» Task to complete: Transcribe the material in full. Nothing should differ except that the pictures are left out.

» Supplied records:
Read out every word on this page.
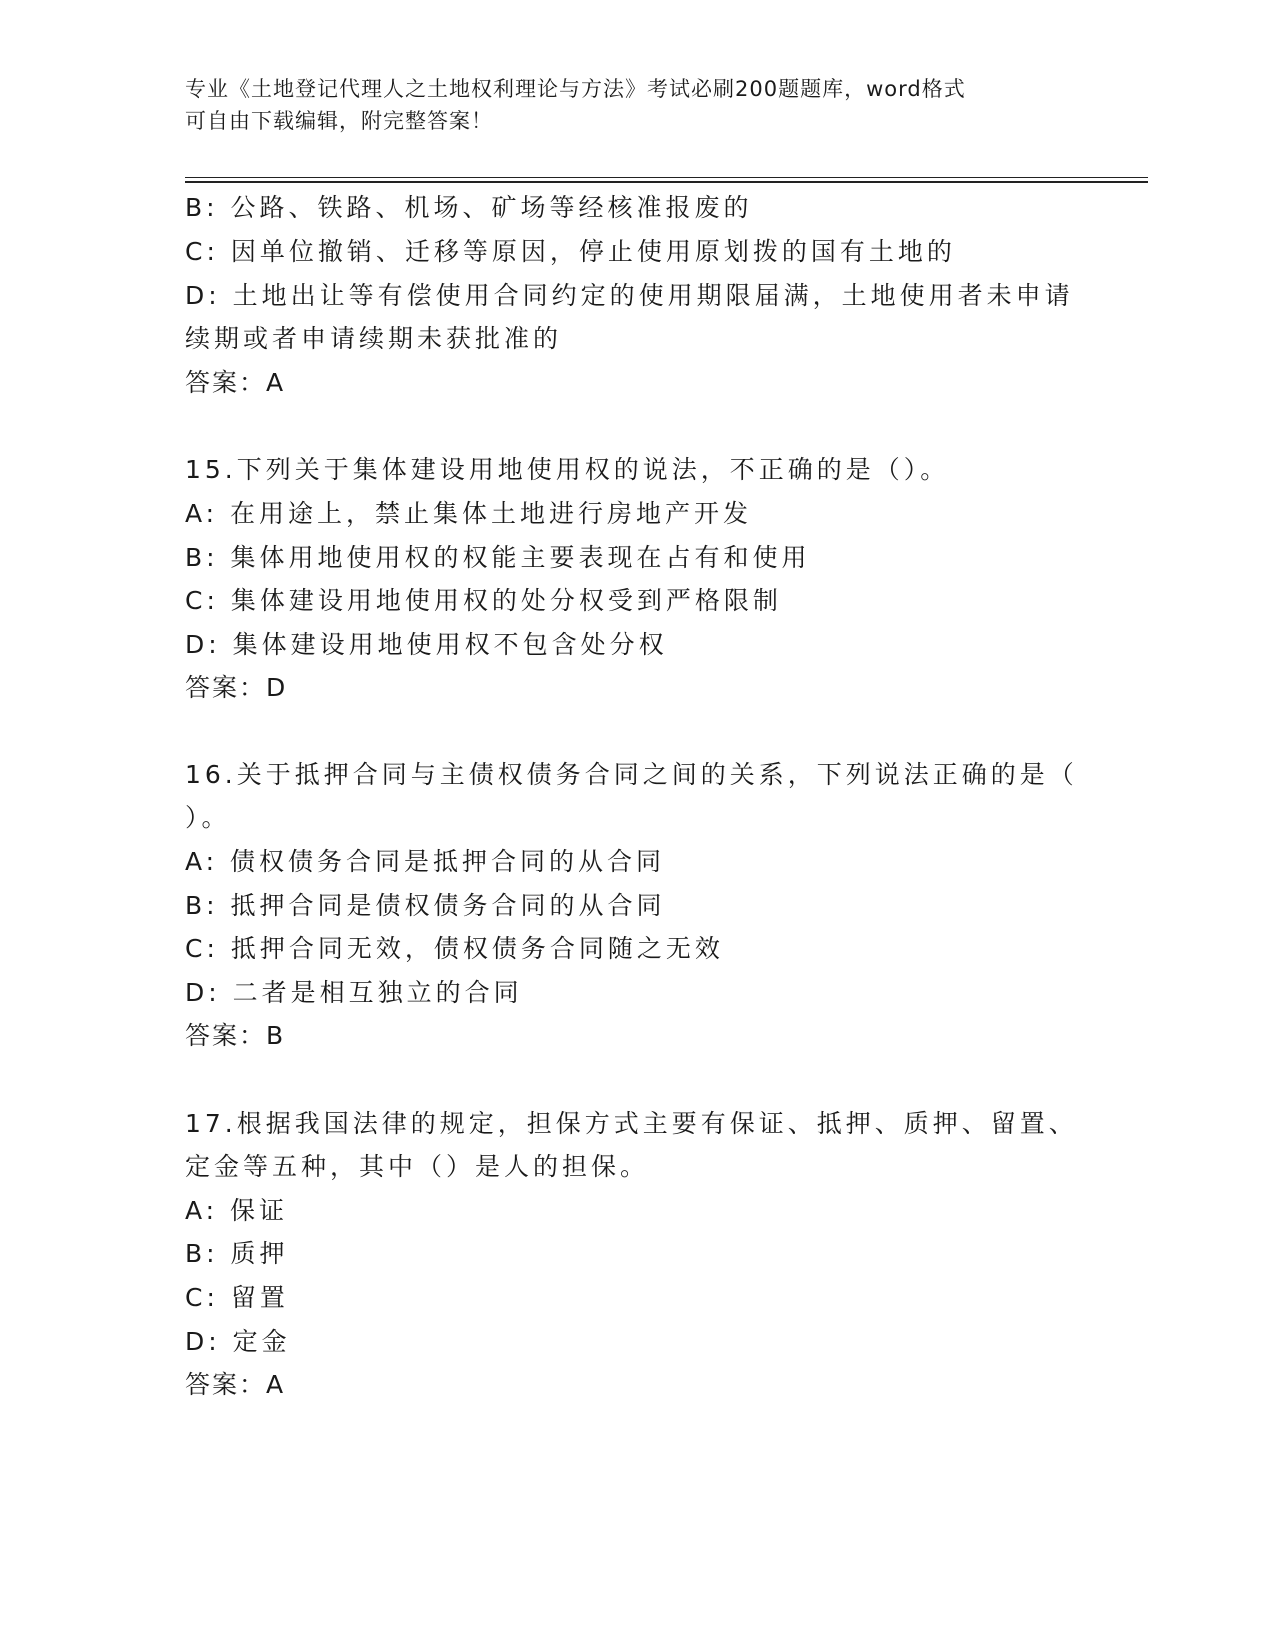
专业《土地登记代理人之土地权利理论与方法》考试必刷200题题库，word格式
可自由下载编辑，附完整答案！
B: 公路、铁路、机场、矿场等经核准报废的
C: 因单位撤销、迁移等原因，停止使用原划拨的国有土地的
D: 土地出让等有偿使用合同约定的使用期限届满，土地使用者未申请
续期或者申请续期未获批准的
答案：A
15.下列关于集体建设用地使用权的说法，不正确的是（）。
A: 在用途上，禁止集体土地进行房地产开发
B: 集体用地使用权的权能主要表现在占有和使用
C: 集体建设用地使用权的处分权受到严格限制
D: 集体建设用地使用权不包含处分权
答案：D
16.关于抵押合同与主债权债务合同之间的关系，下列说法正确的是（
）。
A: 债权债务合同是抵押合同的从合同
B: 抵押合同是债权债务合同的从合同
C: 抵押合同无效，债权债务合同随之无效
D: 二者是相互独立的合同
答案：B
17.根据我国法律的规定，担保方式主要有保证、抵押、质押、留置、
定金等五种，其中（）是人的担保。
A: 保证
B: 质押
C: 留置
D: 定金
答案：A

» Answer to the problem:
Read out every word on this page.
专业《土地登记代理人之土地权利理论与方法》考试必刷200题题库，word格式
可自由下载编辑，附完整答案！
B: 公路、铁路、机场、矿场等经核准报废的
C: 因单位撤销、迁移等原因，停止使用原划拨的国有土地的
D: 土地出让等有偿使用合同约定的使用期限届满，土地使用者未申请
续期或者申请续期未获批准的
答案：A
15.下列关于集体建设用地使用权的说法，不正确的是（）。
A: 在用途上，禁止集体土地进行房地产开发
B: 集体用地使用权的权能主要表现在占有和使用
C: 集体建设用地使用权的处分权受到严格限制
D: 集体建设用地使用权不包含处分权
答案：D
16.关于抵押合同与主债权债务合同之间的关系，下列说法正确的是（
）。
A: 债权债务合同是抵押合同的从合同
B: 抵押合同是债权债务合同的从合同
C: 抵押合同无效，债权债务合同随之无效
D: 二者是相互独立的合同
答案：B
17.根据我国法律的规定，担保方式主要有保证、抵押、质押、留置、
定金等五种，其中（）是人的担保。
A: 保证
B: 质押
C: 留置
D: 定金
答案：A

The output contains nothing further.